EXERCISE DETAILS
Leave the pictures out. Return all other data exactly.

INFORMATION PROVIDED
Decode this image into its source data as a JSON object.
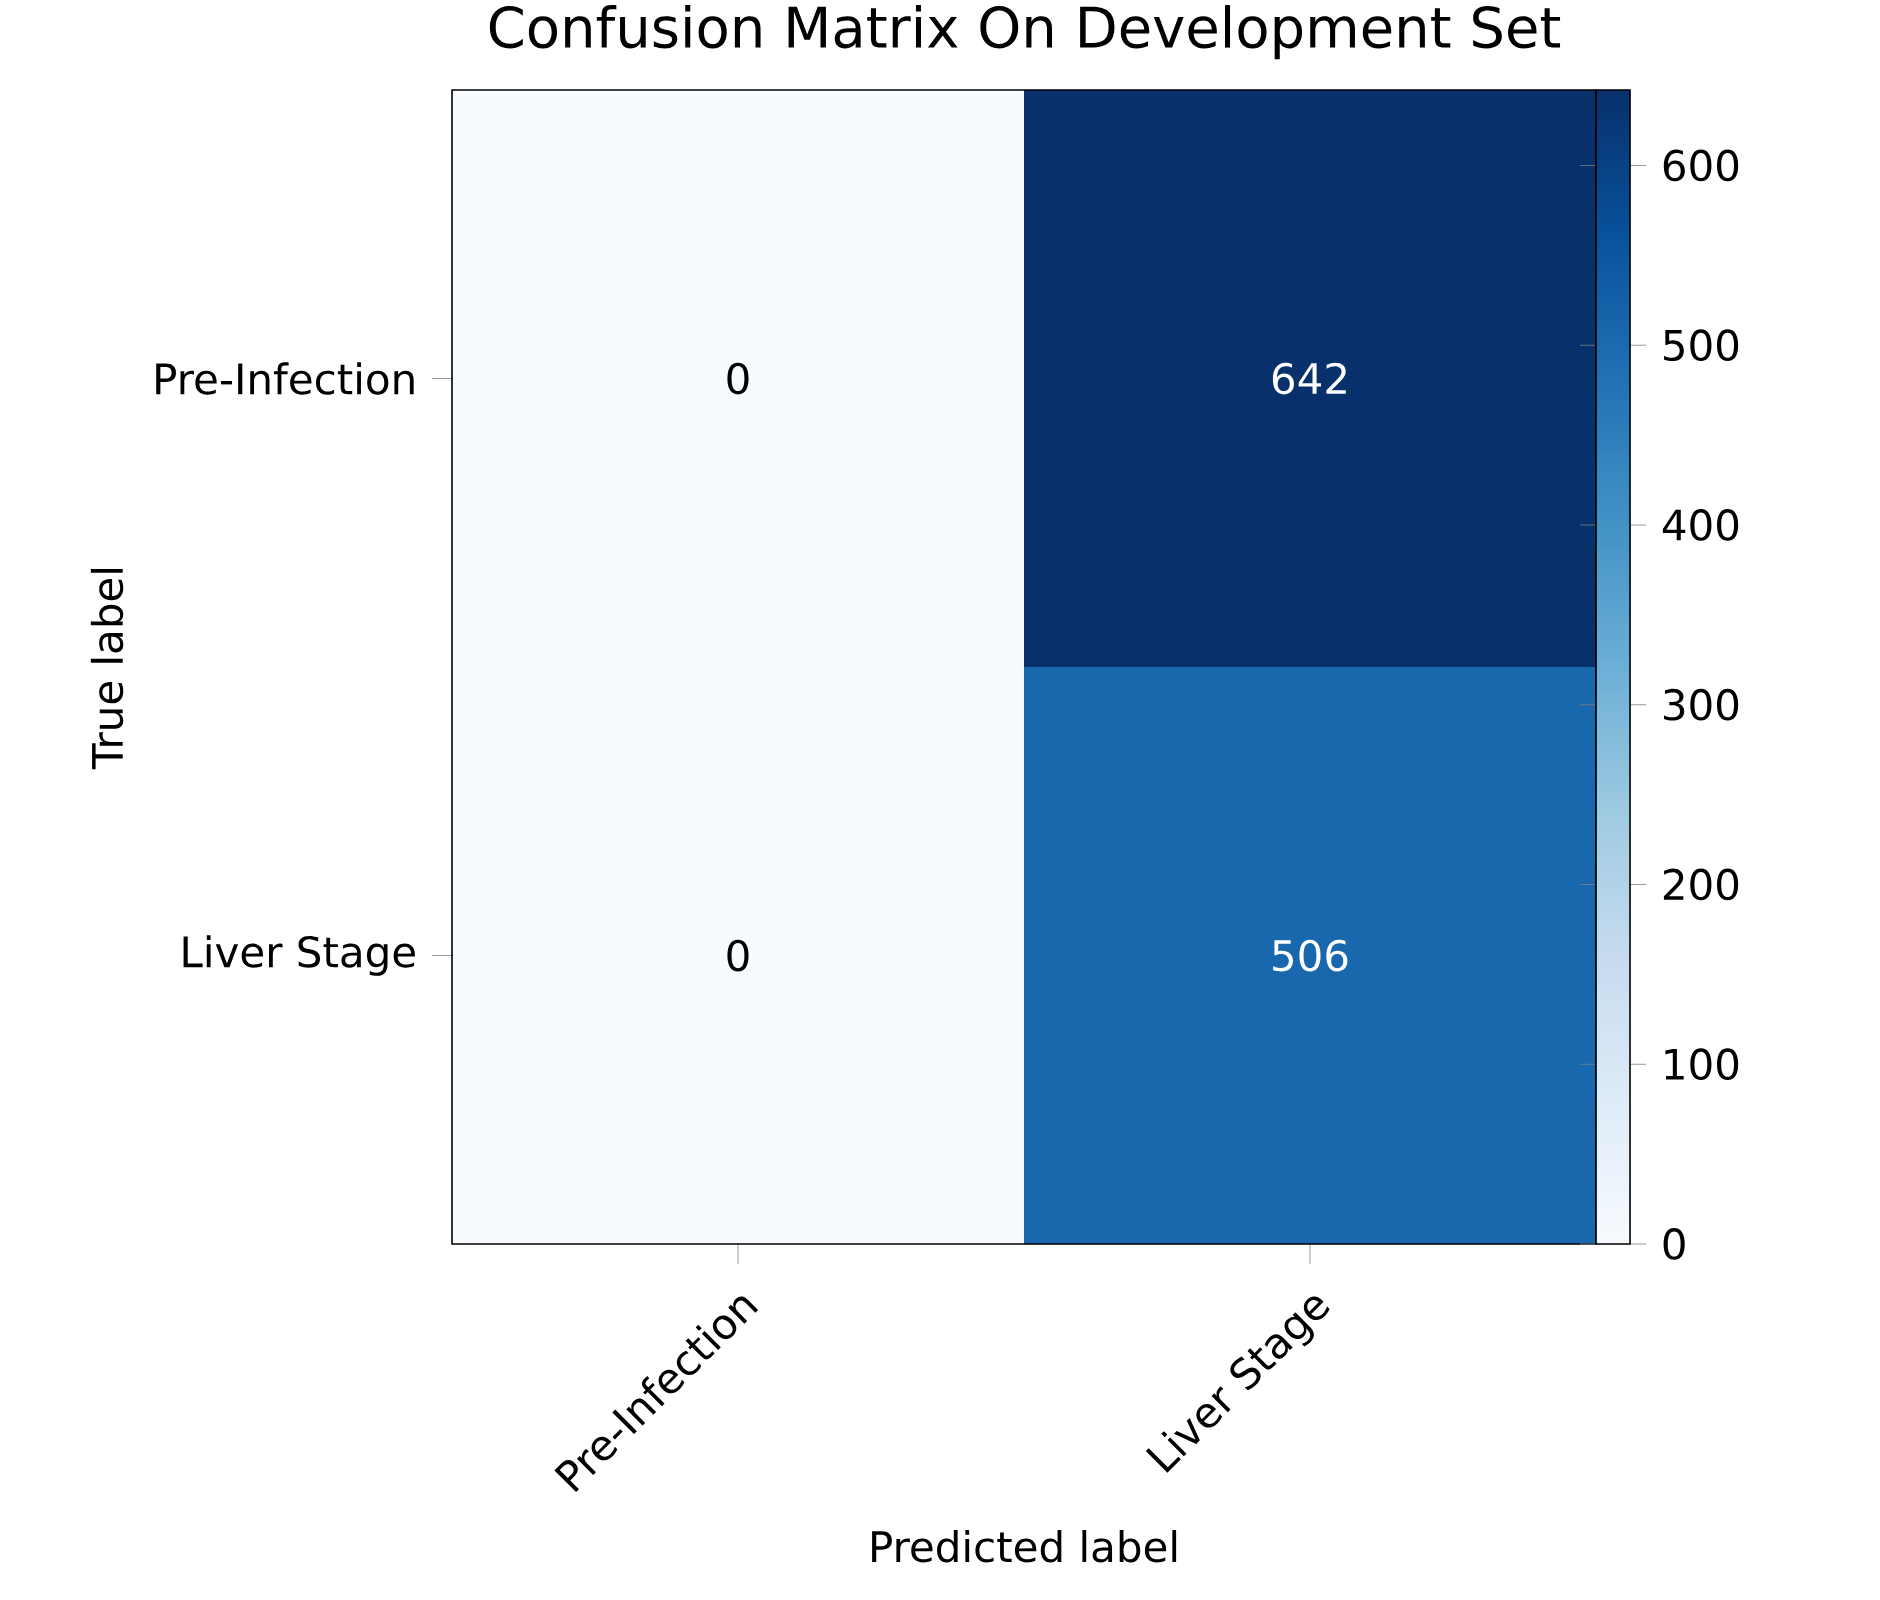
{
  "chart_data": {
    "type": "heatmap",
    "title": "Confusion Matrix On Development Set",
    "xlabel": "Predicted label",
    "ylabel": "True label",
    "categories": [
      "Pre-Infection",
      "Liver Stage"
    ],
    "y_categories": [
      "Pre-Infection",
      "Liver Stage"
    ],
    "cells": [
      [
        0,
        642
      ],
      [
        0,
        506
      ]
    ],
    "data_labels": true,
    "clim": [
      0,
      642
    ],
    "cticks": [
      0,
      100,
      200,
      300,
      400,
      500,
      600
    ]
  }
}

FINAL RESULT
Decode this image into its source data as a JSON object.
{
  "chart_data": {
    "type": "heatmap",
    "title": "Confusion Matrix On Development Set",
    "xlabel": "Predicted label",
    "ylabel": "True label",
    "categories": [
      "Pre-Infection",
      "Liver Stage"
    ],
    "y_categories": [
      "Pre-Infection",
      "Liver Stage"
    ],
    "cells": [
      [
        0,
        642
      ],
      [
        0,
        506
      ]
    ],
    "data_labels": true,
    "clim": [
      0,
      642
    ],
    "cticks": [
      0,
      100,
      200,
      300,
      400,
      500,
      600
    ]
  }
}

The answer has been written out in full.